* START Records supplied *
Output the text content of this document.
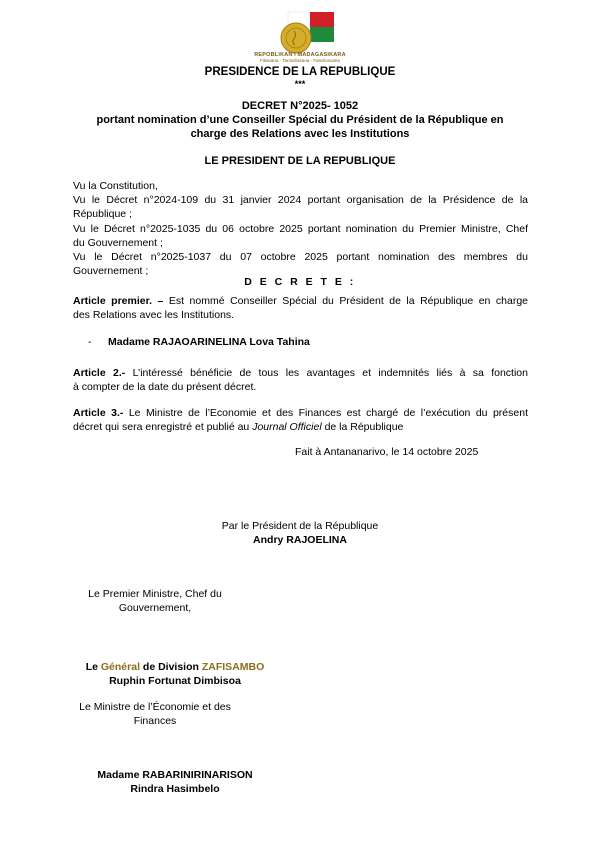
REPOBLIKAN'I MADAGASIKARA
Fitiavana - Tanindrazana - Fandrosoana
PRESIDENCE DE LA REPUBLIQUE
***
DECRET N°2025- 1052
portant nomination d’une Conseiller Spécial du Président de la République en
charge des Relations avec les Institutions
LE PRESIDENT DE LA REPUBLIQUE
Vu la Constitution,
Vu le Décret n°2024-109 du 31 janvier 2024 portant organisation de la Présidence de la
République ;
Vu le Décret n°2025-1035 du 06 octobre 2025 portant nomination du Premier Ministre, Chef
du Gouvernement ;
Vu le Décret n°2025-1037 du 07 octobre 2025 portant nomination des membres du
Gouvernement ;
D E C R E T E :
Article premier. – Est nommé Conseiller Spécial du Président de la République en charge
des Relations avec les Institutions.
- Madame RAJAOARINELINA Lova Tahina
Article 2.- L’intéressé bénéficie de tous les avantages et indemnités liés à sa fonction
à compter de la date du présent décret.
Article 3.- Le Ministre de l’Economie et des Finances est chargé de l’exécution du présent
décret qui sera enregistré et publié au Journal Officiel de la République
Fait à Antananarivo, le 14 octobre 2025
Par le Président de la République
Andry RAJOELINA
Le Premier Ministre, Chef du
Gouvernement,
Le Général de Division ZAFISAMBO
Ruphin Fortunat Dimbisoa
Le Ministre de l’Économie et des
Finances
Madame RABARINIRINARISON
Rindra Hasimbelo
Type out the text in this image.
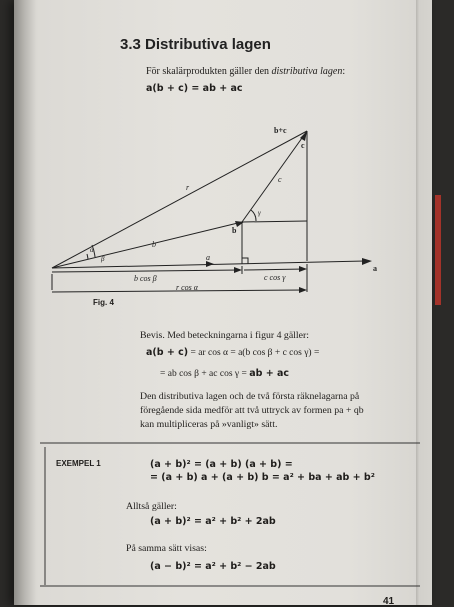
3.3 Distributiva lagen
För skalärprodukten gäller den distributiva lagen:
a(b + c) = ab + ac
b+c
c
c
r
α
β
γ
b
b
a
a
b cos β	c cos γ
r cos α
Fig. 4
Bevis. Med beteckningarna i figur 4 gäller:
a(b + c) = ar cos α = a(b cos β + c cos γ) =
= ab cos β + ac cos γ = ab + ac
Den distributiva lagen och de två första räknelagarna på
föregående sida medför att två uttryck av formen pa + qb
kan multipliceras på »vanligt» sätt.
EXEMPEL 1	(a + b)² = (a + b) (a + b) =
= (a + b) a + (a + b) b = a² + ba + ab + b²
Alltså gäller:
(a + b)² = a² + b² + 2ab
På samma sätt visas:
(a − b)² = a² + b² − 2ab
41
* END Records supplied *
**What is needed:**
Copy out each line of the material that holds the word "portant".

**Answer to the problem:**
portant nomination d’une Conseiller Spécial du Président de la République en
Vu le Décret n°2024-109 du 31 janvier 2024 portant organisation de la Présidence de la
Vu le Décret n°2025-1035 du 06 octobre 2025 portant nomination du Premier Ministre, Chef
Vu le Décret n°2025-1037 du 07 octobre 2025 portant nomination des membres du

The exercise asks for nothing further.